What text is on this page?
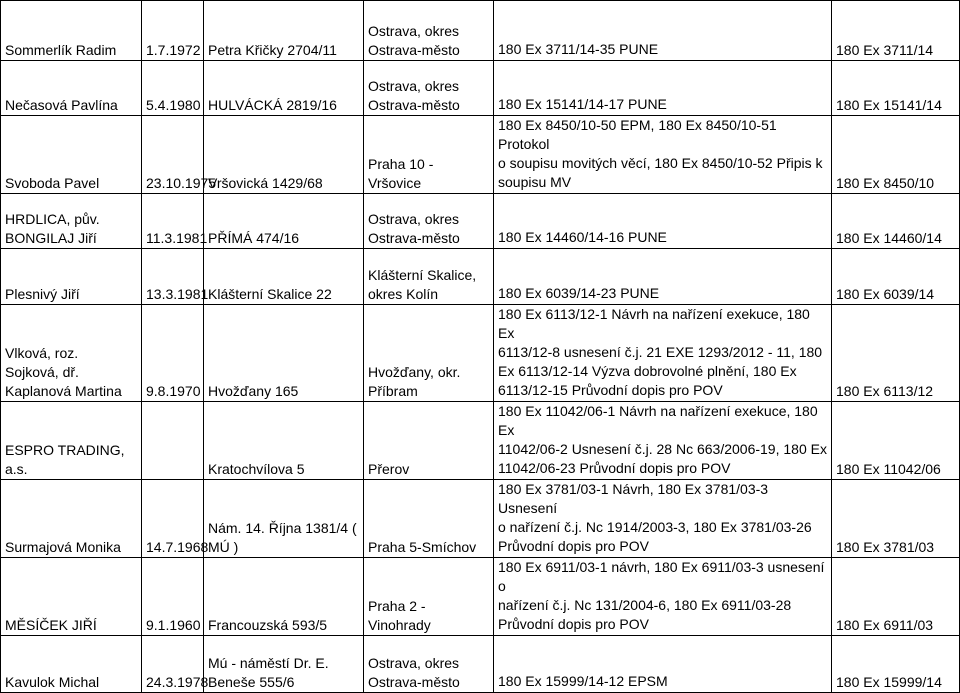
Sommerlík Radim	1.7.1972	Petra Křičky 2704/11	Ostrava, okres
Ostrava-město	180 Ex 3711/14-35 PUNE	180 Ex 3711/14
Nečasová Pavlína	5.4.1980	HULVÁCKÁ 2819/16	Ostrava, okres
Ostrava-město	180 Ex 15141/14-17 PUNE	180 Ex 15141/14
Svoboda Pavel	23.10.1975	Vršovická 1429/68	Praha 10 - Vršovice	180 Ex 8450/10-50 EPM, 180 Ex 8450/10-51 Protokol
o soupisu movitých věcí, 180 Ex 8450/10-52 Připis k
soupisu MV	180 Ex 8450/10
HRDLICA, pův.
BONGILAJ Jiří	11.3.1981	PŘÍMÁ 474/16	Ostrava, okres
Ostrava-město	180 Ex 14460/14-16 PUNE	180 Ex 14460/14
Plesnivý Jiří	13.3.1981	Klášterní Skalice 22	Klášterní Skalice,
okres Kolín	180 Ex 6039/14-23 PUNE	180 Ex 6039/14
Vlková, roz.
Sojková, dř.
Kaplanová Martina	9.8.1970	Hvožďany 165	Hvožďany, okr.
Příbram	180 Ex 6113/12-1 Návrh na nařízení exekuce, 180 Ex
6113/12-8 usnesení č.j. 21 EXE 1293/2012 - 11, 180
Ex 6113/12-14 Výzva dobrovolné plnění, 180 Ex
6113/12-15 Průvodní dopis pro POV	180 Ex 6113/12
ESPRO TRADING,
a.s.		Kratochvílova 5	Přerov	180 Ex 11042/06-1 Návrh na nařízení exekuce, 180 Ex
11042/06-2 Usnesení č.j. 28 Nc 663/2006-19, 180 Ex
11042/06-23 Průvodní dopis pro POV	180 Ex 11042/06
Surmajová Monika	14.7.1968	Nám. 14. Října 1381/4 (
MÚ )	Praha 5-Smíchov	180 Ex 3781/03-1 Návrh, 180 Ex 3781/03-3 Usnesení
o nařízení č.j. Nc 1914/2003-3, 180 Ex 3781/03-26
Průvodní dopis pro POV	180 Ex 3781/03
MĚSÍČEK JIŘÍ	9.1.1960	Francouzská 593/5	Praha 2 -
Vinohrady	180 Ex 6911/03-1 návrh, 180 Ex 6911/03-3 usnesení o
nařízení č.j. Nc 131/2004-6, 180 Ex 6911/03-28
Průvodní dopis pro POV	180 Ex 6911/03
Kavulok Michal	24.3.1978	Mú - náměstí Dr. E.
Beneše 555/6	Ostrava, okres
Ostrava-město	180 Ex 15999/14-12 EPSM	180 Ex 15999/14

——

* WHAT THE EXERCISE ASKS *
Search the listing for the string "exekuce". Copy each line where it turns up.

* EXERCISE SOLUTION *
Příbram	180 Ex 6113/12-1 Návrh na nařízení exekuce, 180 Ex
a.s.		Kratochvílova 5	Přerov	180 Ex 11042/06-1 Návrh na nařízení exekuce, 180 Ex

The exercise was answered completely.